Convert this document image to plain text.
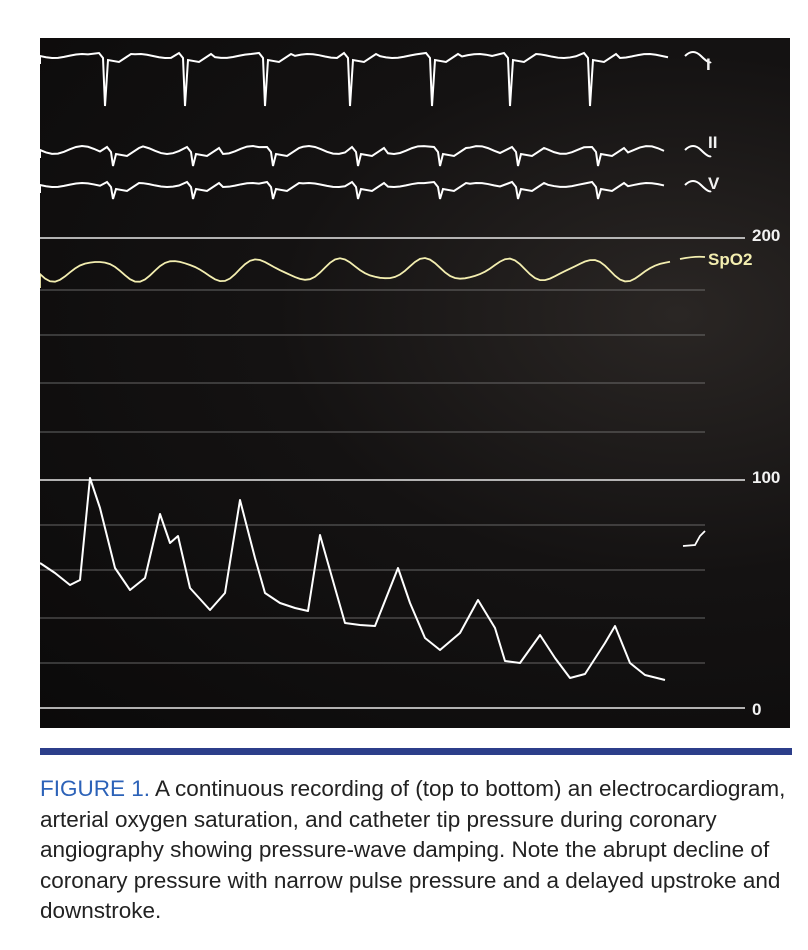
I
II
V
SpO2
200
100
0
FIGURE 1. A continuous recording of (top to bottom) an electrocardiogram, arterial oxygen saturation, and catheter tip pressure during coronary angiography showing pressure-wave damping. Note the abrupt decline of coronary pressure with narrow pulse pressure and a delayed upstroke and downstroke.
———
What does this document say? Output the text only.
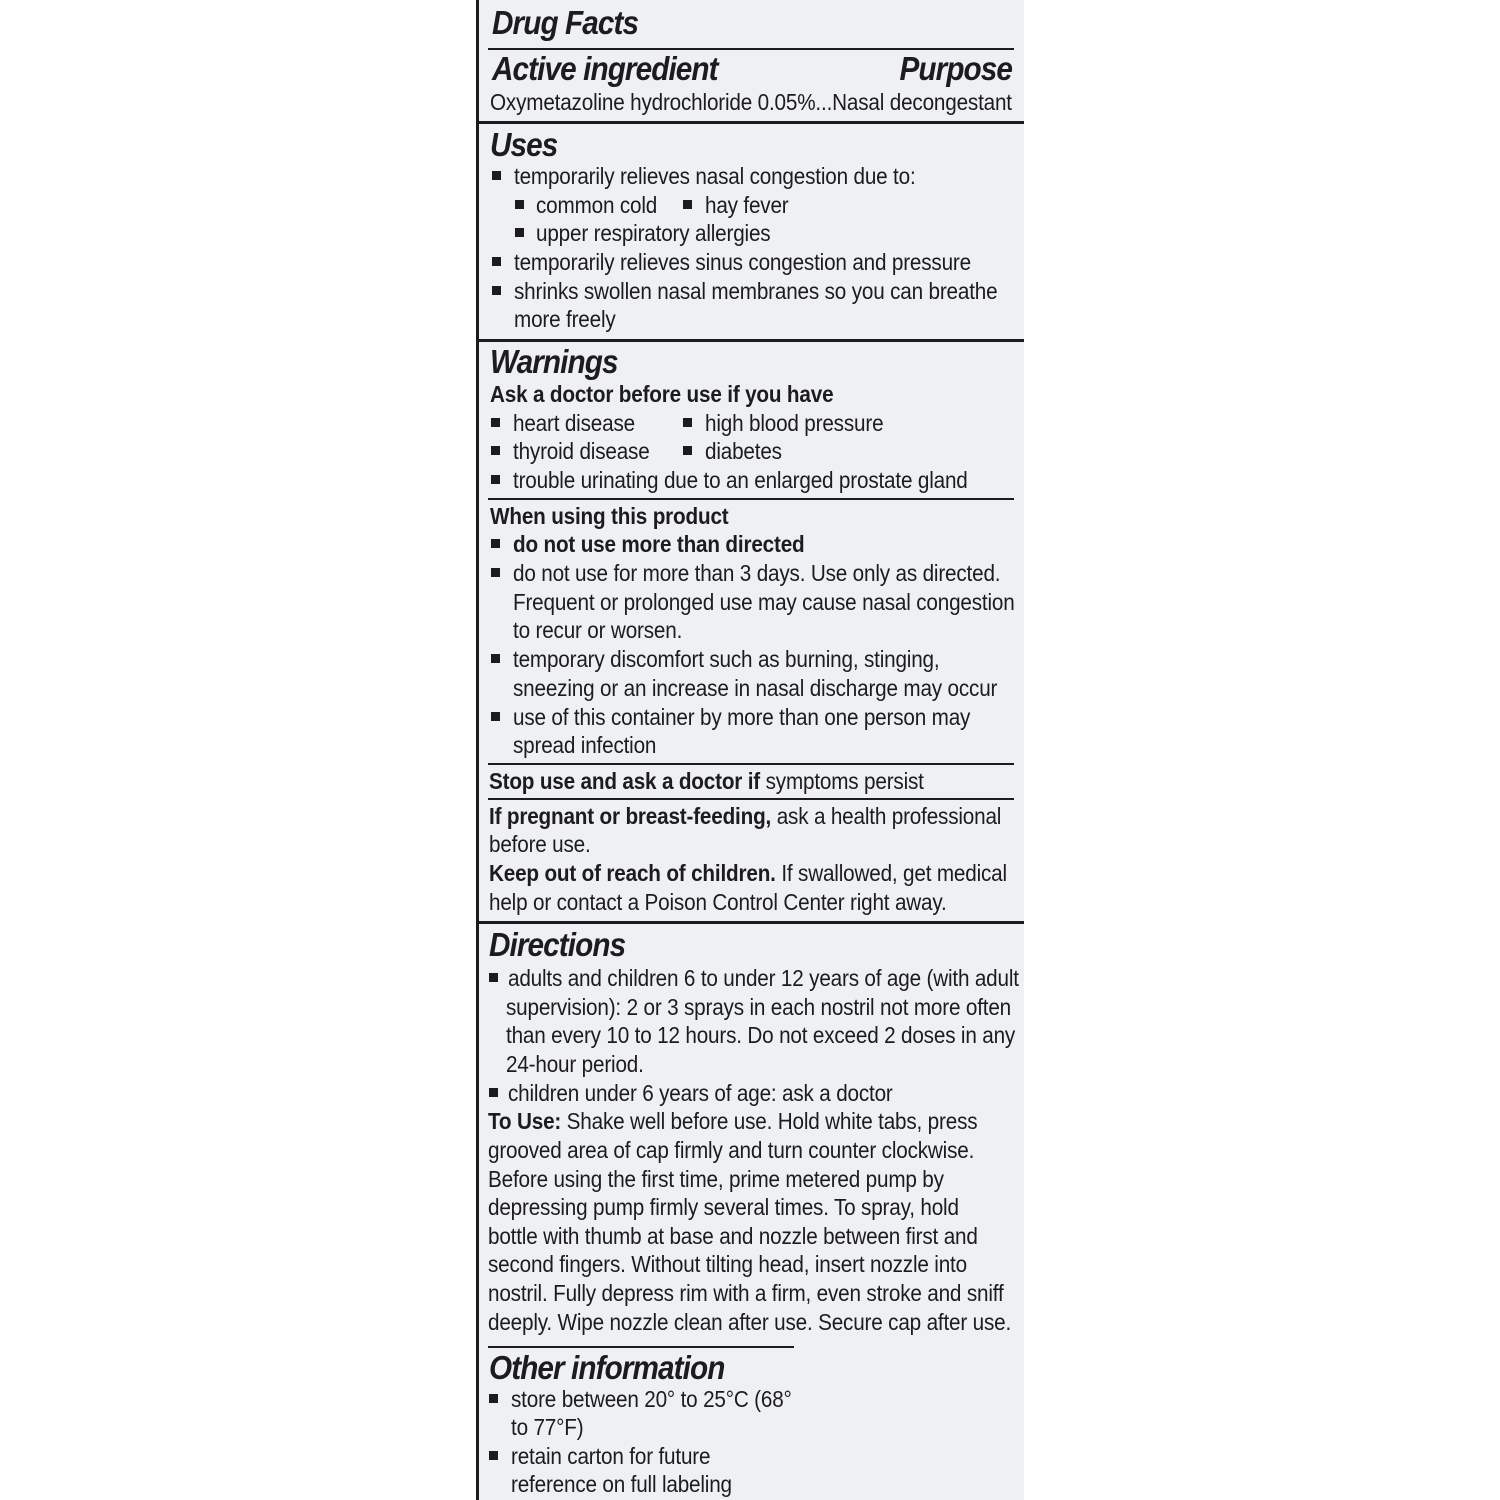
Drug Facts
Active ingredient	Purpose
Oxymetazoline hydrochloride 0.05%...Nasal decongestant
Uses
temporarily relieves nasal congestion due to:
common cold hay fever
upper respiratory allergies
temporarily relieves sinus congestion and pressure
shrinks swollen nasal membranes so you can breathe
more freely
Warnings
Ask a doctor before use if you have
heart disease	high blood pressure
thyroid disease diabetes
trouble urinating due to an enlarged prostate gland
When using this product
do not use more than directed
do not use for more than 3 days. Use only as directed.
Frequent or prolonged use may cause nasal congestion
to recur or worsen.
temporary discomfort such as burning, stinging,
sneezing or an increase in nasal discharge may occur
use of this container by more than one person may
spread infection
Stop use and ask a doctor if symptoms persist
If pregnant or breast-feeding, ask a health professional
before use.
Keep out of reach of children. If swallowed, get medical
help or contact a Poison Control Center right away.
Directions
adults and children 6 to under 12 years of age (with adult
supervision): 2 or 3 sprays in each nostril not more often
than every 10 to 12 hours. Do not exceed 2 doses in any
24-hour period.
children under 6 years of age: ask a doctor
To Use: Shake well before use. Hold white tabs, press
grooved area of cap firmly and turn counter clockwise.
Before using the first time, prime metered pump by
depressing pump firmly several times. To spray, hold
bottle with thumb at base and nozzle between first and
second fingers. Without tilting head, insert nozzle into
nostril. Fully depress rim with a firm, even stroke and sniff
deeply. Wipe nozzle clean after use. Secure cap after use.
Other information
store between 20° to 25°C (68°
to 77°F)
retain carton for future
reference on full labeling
———
**SET PROBLEM**
From the entries above, copy every line containing the word "under".

**PROBLEM SOLUTION**
adults and children 6 to under 12 years of age (with adult
children under 6 years of age: ask a doctor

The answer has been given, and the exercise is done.